[To be done]: Do any lines in the data below contain "ylabel"? If so, copy every one of them.

[Given entries]:
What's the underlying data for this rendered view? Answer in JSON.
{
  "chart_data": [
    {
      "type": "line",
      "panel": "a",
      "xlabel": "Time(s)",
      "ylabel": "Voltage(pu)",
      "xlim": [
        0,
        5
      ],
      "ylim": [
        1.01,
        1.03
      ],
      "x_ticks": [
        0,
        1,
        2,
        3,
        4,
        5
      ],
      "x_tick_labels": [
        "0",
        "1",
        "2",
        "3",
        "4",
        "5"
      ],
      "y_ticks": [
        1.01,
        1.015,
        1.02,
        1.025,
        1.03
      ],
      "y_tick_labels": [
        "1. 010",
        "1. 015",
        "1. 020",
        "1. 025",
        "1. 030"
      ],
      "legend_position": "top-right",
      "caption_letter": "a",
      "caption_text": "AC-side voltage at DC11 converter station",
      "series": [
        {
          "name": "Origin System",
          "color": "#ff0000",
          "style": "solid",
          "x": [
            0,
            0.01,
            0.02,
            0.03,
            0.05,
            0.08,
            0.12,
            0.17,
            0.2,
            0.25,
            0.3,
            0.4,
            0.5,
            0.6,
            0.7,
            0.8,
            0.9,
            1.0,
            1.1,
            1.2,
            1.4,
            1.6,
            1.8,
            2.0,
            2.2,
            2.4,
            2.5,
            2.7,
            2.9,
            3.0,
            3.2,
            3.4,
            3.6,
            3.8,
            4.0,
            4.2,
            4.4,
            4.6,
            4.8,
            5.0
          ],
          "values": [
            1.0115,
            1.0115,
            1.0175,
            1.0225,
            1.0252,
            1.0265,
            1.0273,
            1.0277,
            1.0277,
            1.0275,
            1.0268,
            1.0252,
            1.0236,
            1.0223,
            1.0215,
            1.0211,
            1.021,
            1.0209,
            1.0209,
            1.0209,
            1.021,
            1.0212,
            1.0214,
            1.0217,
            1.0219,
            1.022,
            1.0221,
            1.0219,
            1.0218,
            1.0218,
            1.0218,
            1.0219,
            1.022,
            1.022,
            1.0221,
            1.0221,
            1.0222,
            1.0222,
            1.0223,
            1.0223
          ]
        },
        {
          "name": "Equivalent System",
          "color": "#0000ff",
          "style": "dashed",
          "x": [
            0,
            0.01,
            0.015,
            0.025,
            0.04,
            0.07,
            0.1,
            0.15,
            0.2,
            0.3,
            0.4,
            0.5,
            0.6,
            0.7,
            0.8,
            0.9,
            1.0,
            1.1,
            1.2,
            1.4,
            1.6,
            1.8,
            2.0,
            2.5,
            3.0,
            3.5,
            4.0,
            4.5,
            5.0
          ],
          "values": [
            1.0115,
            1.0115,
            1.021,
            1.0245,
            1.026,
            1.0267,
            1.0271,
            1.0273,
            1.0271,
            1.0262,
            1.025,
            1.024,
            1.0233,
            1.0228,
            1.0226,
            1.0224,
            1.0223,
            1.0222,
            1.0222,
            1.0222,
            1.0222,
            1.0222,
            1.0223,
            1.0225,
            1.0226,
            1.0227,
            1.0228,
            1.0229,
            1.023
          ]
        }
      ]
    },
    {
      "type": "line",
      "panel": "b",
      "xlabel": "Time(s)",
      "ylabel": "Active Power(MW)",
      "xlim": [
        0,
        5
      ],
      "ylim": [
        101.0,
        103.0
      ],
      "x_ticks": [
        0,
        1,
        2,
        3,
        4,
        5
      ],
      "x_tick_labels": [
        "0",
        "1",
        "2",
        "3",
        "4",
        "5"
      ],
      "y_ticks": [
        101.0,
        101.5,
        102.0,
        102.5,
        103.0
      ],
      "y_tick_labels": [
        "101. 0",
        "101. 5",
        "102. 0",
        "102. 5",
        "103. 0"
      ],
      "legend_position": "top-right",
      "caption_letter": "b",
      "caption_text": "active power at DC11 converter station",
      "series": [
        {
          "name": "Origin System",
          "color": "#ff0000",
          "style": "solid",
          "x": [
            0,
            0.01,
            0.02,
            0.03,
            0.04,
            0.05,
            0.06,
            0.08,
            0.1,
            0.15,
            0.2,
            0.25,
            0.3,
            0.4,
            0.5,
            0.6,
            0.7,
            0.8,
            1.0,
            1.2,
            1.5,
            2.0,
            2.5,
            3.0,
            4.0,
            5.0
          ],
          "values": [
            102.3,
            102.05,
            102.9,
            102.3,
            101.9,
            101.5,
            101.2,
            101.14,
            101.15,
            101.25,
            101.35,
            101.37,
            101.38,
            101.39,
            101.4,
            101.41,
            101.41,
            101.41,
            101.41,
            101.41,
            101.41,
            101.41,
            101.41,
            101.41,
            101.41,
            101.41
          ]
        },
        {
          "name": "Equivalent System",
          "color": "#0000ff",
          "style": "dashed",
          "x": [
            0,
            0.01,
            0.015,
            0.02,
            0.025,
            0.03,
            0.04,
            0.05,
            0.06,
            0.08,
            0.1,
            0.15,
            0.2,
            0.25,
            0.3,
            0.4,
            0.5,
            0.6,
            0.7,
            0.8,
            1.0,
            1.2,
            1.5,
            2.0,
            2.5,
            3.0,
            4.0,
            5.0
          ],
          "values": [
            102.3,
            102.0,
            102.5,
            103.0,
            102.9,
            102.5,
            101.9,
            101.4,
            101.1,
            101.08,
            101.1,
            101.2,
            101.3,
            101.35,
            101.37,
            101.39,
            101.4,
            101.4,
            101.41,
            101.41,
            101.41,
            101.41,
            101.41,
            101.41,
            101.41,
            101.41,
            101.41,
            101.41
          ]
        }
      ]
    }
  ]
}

[Exercise response]:
      "ylabel": "Voltage(pu)",
      "ylabel": "Active Power(MW)",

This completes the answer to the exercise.